(Stored data)
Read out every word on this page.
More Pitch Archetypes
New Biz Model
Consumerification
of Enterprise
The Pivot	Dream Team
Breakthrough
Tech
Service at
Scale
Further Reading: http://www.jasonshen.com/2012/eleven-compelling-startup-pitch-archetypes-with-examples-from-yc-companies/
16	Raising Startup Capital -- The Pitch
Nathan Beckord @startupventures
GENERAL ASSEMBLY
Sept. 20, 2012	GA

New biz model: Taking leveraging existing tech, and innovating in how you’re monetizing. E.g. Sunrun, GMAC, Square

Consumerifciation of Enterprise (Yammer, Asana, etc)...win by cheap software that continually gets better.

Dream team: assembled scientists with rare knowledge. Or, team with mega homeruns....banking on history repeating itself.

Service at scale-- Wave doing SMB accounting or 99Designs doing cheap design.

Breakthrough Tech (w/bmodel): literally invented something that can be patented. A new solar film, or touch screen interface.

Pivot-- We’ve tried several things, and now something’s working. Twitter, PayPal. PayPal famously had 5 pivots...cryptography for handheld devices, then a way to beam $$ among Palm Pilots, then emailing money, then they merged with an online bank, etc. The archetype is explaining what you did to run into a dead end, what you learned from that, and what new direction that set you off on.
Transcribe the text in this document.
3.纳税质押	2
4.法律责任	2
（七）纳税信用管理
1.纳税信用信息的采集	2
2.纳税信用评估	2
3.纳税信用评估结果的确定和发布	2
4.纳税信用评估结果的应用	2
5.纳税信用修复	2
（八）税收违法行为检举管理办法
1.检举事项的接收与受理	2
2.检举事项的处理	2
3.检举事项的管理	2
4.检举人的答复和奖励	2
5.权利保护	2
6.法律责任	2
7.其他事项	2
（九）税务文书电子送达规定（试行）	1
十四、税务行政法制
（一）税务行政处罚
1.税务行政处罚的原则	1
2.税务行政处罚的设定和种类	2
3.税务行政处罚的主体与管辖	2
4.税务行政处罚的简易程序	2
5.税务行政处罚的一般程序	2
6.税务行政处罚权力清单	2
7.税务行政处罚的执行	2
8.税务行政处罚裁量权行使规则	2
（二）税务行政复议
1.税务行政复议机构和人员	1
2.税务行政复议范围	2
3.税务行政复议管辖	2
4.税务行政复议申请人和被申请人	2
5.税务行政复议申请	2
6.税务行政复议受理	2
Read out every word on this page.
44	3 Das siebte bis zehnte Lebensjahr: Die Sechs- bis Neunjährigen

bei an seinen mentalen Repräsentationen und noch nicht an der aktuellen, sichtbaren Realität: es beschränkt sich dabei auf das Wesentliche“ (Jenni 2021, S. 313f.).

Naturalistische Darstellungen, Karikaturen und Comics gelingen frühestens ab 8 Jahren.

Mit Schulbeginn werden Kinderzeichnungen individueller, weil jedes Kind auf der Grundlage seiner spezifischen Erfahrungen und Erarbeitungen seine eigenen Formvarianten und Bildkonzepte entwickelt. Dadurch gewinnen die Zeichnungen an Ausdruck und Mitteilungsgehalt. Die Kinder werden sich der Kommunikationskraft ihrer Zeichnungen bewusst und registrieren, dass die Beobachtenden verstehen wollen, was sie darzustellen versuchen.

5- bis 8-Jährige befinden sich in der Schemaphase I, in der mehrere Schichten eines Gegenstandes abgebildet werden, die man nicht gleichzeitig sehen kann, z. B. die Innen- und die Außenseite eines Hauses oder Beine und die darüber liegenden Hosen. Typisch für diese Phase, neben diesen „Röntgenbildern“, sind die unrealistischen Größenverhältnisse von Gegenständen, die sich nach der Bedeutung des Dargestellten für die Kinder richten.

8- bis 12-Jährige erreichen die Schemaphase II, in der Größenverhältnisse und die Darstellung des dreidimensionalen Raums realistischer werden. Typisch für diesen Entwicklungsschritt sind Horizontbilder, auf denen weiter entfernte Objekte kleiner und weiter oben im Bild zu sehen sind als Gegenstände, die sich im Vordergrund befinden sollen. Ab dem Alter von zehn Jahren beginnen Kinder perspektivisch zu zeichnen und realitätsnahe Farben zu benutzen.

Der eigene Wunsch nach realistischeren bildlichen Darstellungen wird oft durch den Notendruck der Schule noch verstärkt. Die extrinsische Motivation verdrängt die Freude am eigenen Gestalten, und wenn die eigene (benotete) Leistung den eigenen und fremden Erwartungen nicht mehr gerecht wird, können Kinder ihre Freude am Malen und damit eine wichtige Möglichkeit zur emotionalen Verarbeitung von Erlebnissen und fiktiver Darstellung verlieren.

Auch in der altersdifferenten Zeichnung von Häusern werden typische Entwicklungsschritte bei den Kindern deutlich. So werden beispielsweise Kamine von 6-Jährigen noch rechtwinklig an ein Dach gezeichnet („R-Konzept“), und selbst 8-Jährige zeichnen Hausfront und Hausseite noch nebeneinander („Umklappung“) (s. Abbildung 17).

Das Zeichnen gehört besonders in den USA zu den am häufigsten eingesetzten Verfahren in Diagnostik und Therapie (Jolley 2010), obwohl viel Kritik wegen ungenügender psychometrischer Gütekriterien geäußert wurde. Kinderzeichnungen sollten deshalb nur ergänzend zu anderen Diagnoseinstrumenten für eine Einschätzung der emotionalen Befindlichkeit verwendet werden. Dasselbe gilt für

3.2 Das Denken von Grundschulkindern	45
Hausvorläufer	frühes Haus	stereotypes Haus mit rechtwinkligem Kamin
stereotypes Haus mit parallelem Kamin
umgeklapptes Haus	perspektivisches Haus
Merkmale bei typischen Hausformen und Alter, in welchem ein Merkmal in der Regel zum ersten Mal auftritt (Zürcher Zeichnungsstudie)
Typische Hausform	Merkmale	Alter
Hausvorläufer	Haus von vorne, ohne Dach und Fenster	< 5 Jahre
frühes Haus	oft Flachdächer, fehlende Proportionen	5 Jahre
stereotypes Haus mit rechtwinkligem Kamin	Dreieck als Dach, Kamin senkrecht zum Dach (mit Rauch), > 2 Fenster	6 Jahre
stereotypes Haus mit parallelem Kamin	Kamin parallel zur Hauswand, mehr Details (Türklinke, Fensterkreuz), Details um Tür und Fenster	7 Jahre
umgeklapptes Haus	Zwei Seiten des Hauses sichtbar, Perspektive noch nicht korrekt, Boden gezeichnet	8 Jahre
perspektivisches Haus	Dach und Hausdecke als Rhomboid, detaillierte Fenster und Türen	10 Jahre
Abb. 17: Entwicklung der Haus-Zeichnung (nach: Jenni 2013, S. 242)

TO BE DONE
Pull every line containing "Fenster" from the data.

REPLY
Hausvorläufer	Haus von vorne, ohne Dach und Fenster	< 5 Jahre
stereotypes Haus mit rechtwinkligem Kamin	Dreieck als Dach, Kamin senkrecht zum Dach (mit Rauch), > 2 Fenster	6 Jahre
stereotypes Haus mit parallelem Kamin	Kamin parallel zur Hauswand, mehr Details (Türklinke, Fensterkreuz), Details um Tür und Fenster	7 Jahre
perspektivisches Haus	Dach und Hausdecke als Rhomboid, detaillierte Fenster und Türen	10 Jahre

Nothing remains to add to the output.